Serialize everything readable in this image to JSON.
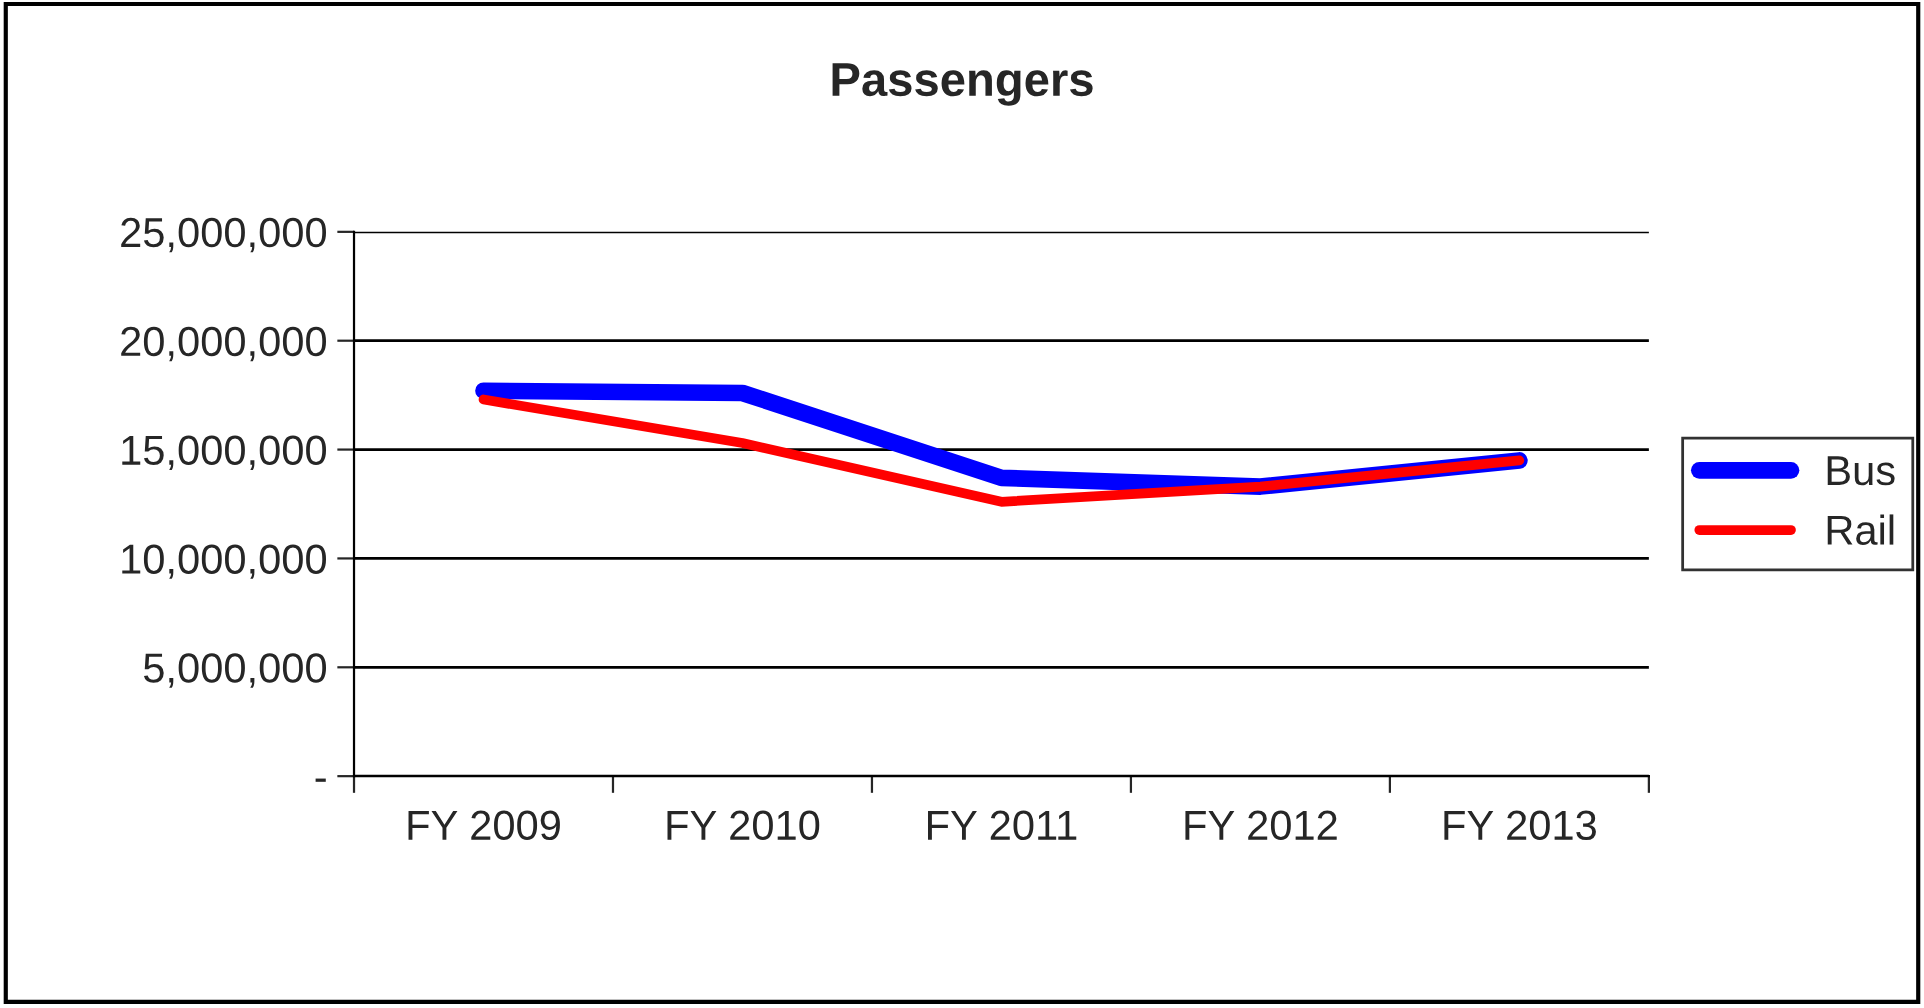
{
  "chart_data": {
    "type": "line",
    "title": "Passengers",
    "categories": [
      "FY 2009",
      "FY 2010",
      "FY 2011",
      "FY 2012",
      "FY 2013"
    ],
    "series": [
      {
        "name": "Bus",
        "color": "#0000ff",
        "values": [
          17700000,
          17600000,
          13700000,
          13300000,
          14500000
        ]
      },
      {
        "name": "Rail",
        "color": "#ff0000",
        "values": [
          17300000,
          15300000,
          12600000,
          13300000,
          14500000
        ]
      }
    ],
    "ylim": [
      0,
      25000000
    ],
    "yticks": [
      {
        "value": 0,
        "label": "-"
      },
      {
        "value": 5000000,
        "label": "5,000,000"
      },
      {
        "value": 10000000,
        "label": "10,000,000"
      },
      {
        "value": 15000000,
        "label": "15,000,000"
      },
      {
        "value": 20000000,
        "label": "20,000,000"
      },
      {
        "value": 25000000,
        "label": "25,000,000"
      }
    ],
    "grid": "y",
    "legend": "right",
    "marker": "none",
    "line_style": "solid"
  }
}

○ ○ ○ ○ ○ ○ ○

» **WHAT TO DO**
Leave the pictures out, and print every line of the listing exactly as written.

» **WORKED SOLUTION**
Serialize everything readable in this image to JSON.
{
  "chart_data": {
    "type": "line",
    "title": "Passengers",
    "categories": [
      "FY 2009",
      "FY 2010",
      "FY 2011",
      "FY 2012",
      "FY 2013"
    ],
    "series": [
      {
        "name": "Bus",
        "color": "#0000ff",
        "values": [
          17700000,
          17600000,
          13700000,
          13300000,
          14500000
        ]
      },
      {
        "name": "Rail",
        "color": "#ff0000",
        "values": [
          17300000,
          15300000,
          12600000,
          13300000,
          14500000
        ]
      }
    ],
    "ylim": [
      0,
      25000000
    ],
    "yticks": [
      {
        "value": 0,
        "label": "-"
      },
      {
        "value": 5000000,
        "label": "5,000,000"
      },
      {
        "value": 10000000,
        "label": "10,000,000"
      },
      {
        "value": 15000000,
        "label": "15,000,000"
      },
      {
        "value": 20000000,
        "label": "20,000,000"
      },
      {
        "value": 25000000,
        "label": "25,000,000"
      }
    ],
    "grid": "y",
    "legend": "right",
    "marker": "none",
    "line_style": "solid"
  }
}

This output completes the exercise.